--- Start of Record list ---
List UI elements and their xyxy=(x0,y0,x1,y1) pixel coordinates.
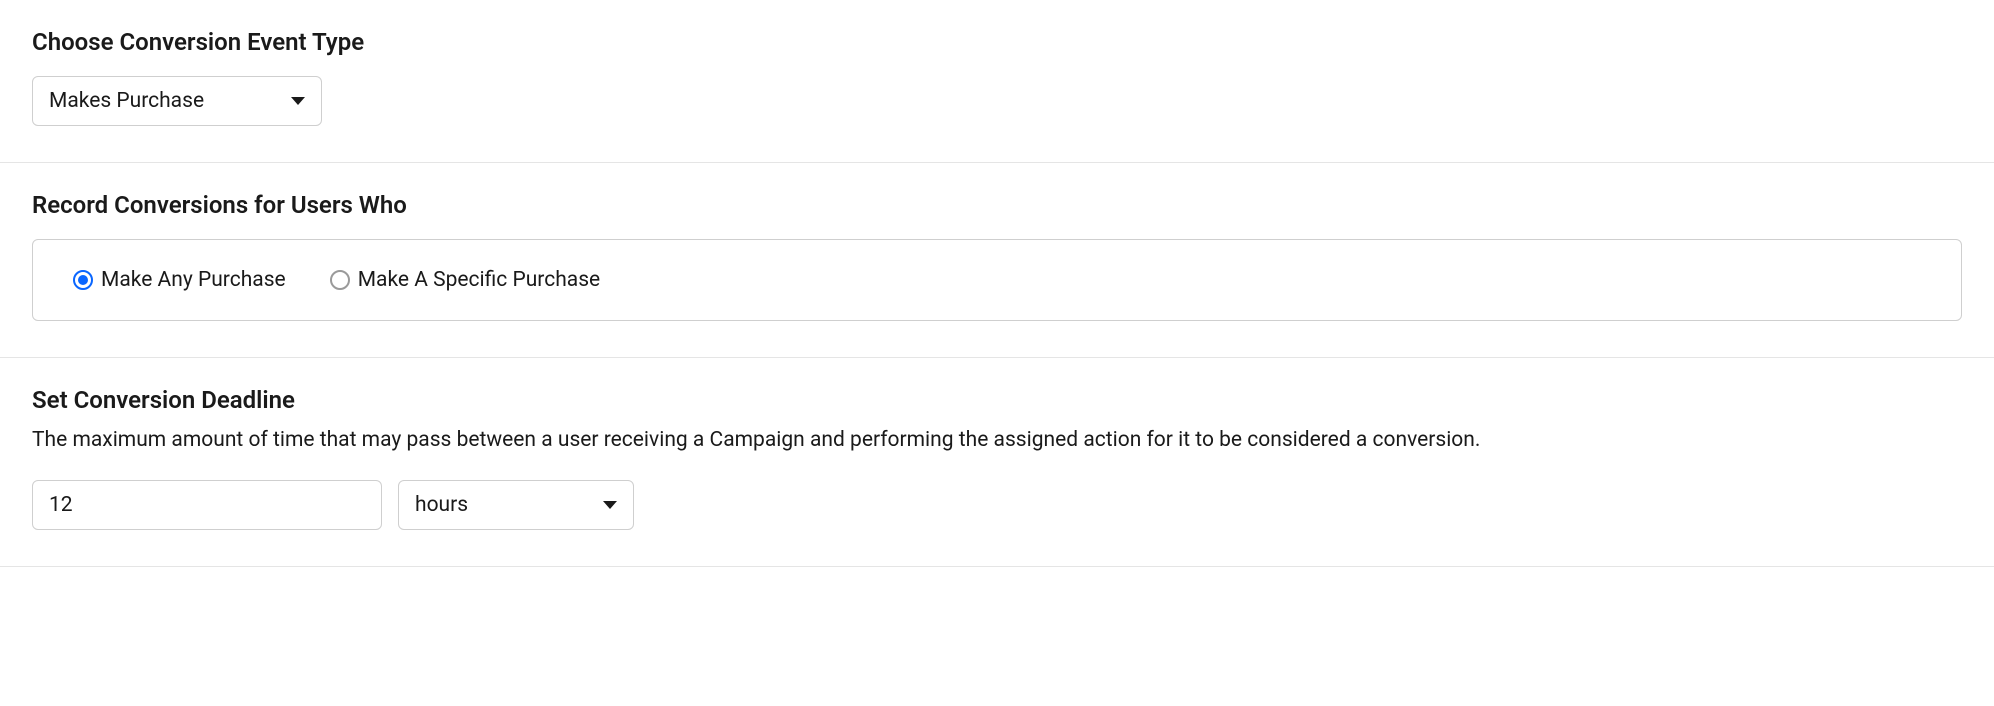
--- End of Record list ---
--- Start of Record list ---
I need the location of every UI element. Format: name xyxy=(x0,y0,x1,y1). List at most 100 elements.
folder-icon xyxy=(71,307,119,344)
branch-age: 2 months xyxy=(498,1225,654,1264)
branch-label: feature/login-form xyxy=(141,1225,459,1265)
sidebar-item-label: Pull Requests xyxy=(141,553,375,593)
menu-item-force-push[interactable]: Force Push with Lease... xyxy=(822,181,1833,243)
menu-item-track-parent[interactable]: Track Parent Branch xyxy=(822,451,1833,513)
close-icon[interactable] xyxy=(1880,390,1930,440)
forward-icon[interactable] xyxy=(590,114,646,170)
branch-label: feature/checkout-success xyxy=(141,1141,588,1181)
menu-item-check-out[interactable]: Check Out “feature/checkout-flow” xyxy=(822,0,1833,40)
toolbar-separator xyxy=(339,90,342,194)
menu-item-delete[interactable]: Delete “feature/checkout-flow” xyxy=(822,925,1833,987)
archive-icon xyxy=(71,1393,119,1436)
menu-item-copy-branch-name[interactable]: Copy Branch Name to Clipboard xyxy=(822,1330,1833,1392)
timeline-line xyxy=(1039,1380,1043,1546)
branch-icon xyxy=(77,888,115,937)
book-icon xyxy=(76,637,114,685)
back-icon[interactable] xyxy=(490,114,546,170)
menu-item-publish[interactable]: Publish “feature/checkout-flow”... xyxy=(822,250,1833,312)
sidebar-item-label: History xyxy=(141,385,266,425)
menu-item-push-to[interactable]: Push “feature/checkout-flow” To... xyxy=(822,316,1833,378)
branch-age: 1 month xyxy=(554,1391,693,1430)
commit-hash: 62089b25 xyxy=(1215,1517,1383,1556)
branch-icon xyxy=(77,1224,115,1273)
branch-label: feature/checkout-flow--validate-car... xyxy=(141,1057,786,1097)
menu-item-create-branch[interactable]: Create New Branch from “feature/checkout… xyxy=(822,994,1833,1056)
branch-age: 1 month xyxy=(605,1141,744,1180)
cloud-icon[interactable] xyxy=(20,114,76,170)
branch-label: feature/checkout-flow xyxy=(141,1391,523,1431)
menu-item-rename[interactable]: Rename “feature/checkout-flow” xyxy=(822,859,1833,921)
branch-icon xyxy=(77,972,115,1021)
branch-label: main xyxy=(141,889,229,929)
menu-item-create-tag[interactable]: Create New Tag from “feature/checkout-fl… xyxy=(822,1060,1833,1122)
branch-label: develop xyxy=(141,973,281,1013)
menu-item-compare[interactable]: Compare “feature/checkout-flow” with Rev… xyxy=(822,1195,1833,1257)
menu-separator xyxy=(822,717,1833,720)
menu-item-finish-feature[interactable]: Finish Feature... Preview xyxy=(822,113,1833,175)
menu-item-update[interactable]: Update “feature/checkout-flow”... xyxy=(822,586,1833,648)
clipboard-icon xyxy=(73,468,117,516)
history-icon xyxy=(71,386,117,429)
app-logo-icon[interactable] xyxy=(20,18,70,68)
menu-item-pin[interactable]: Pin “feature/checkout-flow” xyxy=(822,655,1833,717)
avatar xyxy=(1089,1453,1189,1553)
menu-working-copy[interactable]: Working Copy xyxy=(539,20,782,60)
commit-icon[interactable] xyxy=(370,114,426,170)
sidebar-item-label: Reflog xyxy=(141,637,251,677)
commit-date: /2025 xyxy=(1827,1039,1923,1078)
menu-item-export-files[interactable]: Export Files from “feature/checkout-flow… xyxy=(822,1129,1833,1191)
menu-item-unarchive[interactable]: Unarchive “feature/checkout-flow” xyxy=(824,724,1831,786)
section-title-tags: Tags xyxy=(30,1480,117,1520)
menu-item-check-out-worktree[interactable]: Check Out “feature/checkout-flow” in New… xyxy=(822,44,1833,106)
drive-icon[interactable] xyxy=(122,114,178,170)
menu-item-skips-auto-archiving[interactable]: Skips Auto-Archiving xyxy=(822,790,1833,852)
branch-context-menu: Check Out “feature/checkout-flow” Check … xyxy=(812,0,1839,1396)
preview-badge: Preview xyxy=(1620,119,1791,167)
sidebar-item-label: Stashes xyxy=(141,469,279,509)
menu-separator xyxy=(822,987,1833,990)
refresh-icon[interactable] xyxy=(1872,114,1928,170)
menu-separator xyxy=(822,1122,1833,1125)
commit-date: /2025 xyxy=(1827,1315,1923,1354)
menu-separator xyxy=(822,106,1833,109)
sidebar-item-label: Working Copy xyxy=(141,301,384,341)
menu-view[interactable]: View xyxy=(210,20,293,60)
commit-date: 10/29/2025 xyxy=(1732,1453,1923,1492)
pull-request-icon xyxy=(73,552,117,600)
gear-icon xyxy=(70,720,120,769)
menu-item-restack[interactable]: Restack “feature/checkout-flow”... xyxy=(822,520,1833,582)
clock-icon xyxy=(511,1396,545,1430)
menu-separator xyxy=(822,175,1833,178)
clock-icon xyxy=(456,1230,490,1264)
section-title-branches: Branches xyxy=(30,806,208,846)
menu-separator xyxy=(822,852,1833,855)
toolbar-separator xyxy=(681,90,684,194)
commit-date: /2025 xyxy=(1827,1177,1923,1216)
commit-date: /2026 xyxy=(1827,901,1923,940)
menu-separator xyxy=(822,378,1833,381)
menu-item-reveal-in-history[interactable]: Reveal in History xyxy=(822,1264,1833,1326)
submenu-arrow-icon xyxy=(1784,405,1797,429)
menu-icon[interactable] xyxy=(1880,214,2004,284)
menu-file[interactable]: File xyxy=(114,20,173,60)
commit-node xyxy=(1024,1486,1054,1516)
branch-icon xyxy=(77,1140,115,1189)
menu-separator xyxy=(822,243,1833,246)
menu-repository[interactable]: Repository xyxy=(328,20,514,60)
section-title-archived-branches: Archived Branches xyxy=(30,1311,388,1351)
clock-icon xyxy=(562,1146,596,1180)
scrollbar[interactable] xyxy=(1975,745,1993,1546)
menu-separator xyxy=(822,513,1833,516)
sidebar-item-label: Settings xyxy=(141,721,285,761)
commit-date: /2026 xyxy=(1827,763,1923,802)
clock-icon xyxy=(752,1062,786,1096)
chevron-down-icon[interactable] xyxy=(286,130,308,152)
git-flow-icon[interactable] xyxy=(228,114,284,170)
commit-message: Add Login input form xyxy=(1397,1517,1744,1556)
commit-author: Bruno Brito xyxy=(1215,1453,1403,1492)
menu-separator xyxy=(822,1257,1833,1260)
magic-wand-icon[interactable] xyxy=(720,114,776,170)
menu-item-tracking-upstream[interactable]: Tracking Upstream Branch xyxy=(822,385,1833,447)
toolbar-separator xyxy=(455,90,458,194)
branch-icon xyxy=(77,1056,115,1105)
--- End of Record list ---
Repeat the rows from the line that contains "I need the location" through the line that contains "branch-label: main xyxy=(141,889,229,929)", copying each one unchanged.

● **Output for this exercise**
I need the location of every UI element. Format: name xyxy=(x0,y0,x1,y1). List at most 100 elements.
folder-icon xyxy=(71,307,119,344)
branch-age: 2 months xyxy=(498,1225,654,1264)
branch-label: feature/login-form xyxy=(141,1225,459,1265)
sidebar-item-label: Pull Requests xyxy=(141,553,375,593)
menu-item-force-push[interactable]: Force Push with Lease... xyxy=(822,181,1833,243)
menu-item-track-parent[interactable]: Track Parent Branch xyxy=(822,451,1833,513)
close-icon[interactable] xyxy=(1880,390,1930,440)
forward-icon[interactable] xyxy=(590,114,646,170)
branch-label: feature/checkout-success xyxy=(141,1141,588,1181)
menu-item-check-out[interactable]: Check Out “feature/checkout-flow” xyxy=(822,0,1833,40)
toolbar-separator xyxy=(339,90,342,194)
menu-item-delete[interactable]: Delete “feature/checkout-flow” xyxy=(822,925,1833,987)
archive-icon xyxy=(71,1393,119,1436)
menu-item-copy-branch-name[interactable]: Copy Branch Name to Clipboard xyxy=(822,1330,1833,1392)
timeline-line xyxy=(1039,1380,1043,1546)
branch-icon xyxy=(77,888,115,937)
book-icon xyxy=(76,637,114,685)
back-icon[interactable] xyxy=(490,114,546,170)
menu-item-publish[interactable]: Publish “feature/checkout-flow”... xyxy=(822,250,1833,312)
sidebar-item-label: History xyxy=(141,385,266,425)
menu-item-push-to[interactable]: Push “feature/checkout-flow” To... xyxy=(822,316,1833,378)
branch-age: 1 month xyxy=(554,1391,693,1430)
commit-hash: 62089b25 xyxy=(1215,1517,1383,1556)
branch-icon xyxy=(77,1224,115,1273)
branch-label: feature/checkout-flow--validate-car... xyxy=(141,1057,786,1097)
menu-item-create-branch[interactable]: Create New Branch from “feature/checkout… xyxy=(822,994,1833,1056)
branch-age: 1 month xyxy=(605,1141,744,1180)
cloud-icon[interactable] xyxy=(20,114,76,170)
branch-label: feature/checkout-flow xyxy=(141,1391,523,1431)
menu-item-rename[interactable]: Rename “feature/checkout-flow” xyxy=(822,859,1833,921)
branch-icon xyxy=(77,972,115,1021)
branch-label: main xyxy=(141,889,229,929)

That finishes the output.